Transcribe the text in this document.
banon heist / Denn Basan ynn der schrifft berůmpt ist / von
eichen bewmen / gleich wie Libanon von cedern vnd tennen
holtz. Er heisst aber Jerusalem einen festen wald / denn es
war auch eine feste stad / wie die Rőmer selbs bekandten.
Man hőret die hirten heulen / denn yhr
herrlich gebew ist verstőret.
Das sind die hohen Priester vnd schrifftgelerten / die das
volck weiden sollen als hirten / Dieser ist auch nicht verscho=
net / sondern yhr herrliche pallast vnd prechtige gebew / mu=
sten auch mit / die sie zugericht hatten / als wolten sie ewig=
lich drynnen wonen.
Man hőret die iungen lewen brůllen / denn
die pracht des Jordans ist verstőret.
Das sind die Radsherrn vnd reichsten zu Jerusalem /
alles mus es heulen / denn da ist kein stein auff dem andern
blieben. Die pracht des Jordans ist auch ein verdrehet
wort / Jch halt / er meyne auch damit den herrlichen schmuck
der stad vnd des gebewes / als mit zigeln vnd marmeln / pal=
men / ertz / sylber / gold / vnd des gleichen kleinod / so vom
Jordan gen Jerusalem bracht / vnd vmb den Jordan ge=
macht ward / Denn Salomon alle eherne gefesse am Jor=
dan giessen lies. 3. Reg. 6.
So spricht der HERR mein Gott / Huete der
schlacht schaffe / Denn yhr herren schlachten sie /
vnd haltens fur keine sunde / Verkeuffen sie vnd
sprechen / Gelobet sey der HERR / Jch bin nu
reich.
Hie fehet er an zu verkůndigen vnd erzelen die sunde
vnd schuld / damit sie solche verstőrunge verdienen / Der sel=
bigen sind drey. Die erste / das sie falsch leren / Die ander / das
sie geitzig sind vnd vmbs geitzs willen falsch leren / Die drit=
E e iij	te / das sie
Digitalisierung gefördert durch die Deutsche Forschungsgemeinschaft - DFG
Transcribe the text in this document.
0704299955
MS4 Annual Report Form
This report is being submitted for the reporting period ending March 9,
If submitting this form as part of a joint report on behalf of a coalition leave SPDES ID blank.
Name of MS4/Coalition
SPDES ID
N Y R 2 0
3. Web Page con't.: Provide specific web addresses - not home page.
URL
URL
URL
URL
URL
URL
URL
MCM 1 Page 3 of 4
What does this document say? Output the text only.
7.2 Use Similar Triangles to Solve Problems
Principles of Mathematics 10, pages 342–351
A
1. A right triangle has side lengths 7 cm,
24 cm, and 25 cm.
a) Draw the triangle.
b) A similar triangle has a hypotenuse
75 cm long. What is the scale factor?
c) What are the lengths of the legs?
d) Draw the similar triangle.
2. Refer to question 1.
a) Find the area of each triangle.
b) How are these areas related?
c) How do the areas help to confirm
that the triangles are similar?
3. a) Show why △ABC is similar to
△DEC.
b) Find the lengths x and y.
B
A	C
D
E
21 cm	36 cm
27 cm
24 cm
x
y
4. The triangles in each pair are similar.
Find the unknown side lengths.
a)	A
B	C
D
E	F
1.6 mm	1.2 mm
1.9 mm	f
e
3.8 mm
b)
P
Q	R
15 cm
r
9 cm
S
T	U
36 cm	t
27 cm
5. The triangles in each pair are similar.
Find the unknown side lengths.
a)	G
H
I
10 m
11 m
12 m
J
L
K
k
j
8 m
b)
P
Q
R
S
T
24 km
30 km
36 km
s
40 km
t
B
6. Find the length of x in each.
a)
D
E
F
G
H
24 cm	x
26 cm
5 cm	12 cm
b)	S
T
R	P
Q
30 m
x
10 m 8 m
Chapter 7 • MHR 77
· · · ·
Work required -> Find the word "pracht" and list each line it appears in.

Response to this task ->
die pracht des Jordans ist verstőret.
blieben. Die pracht des Jordans ist auch ein verdrehet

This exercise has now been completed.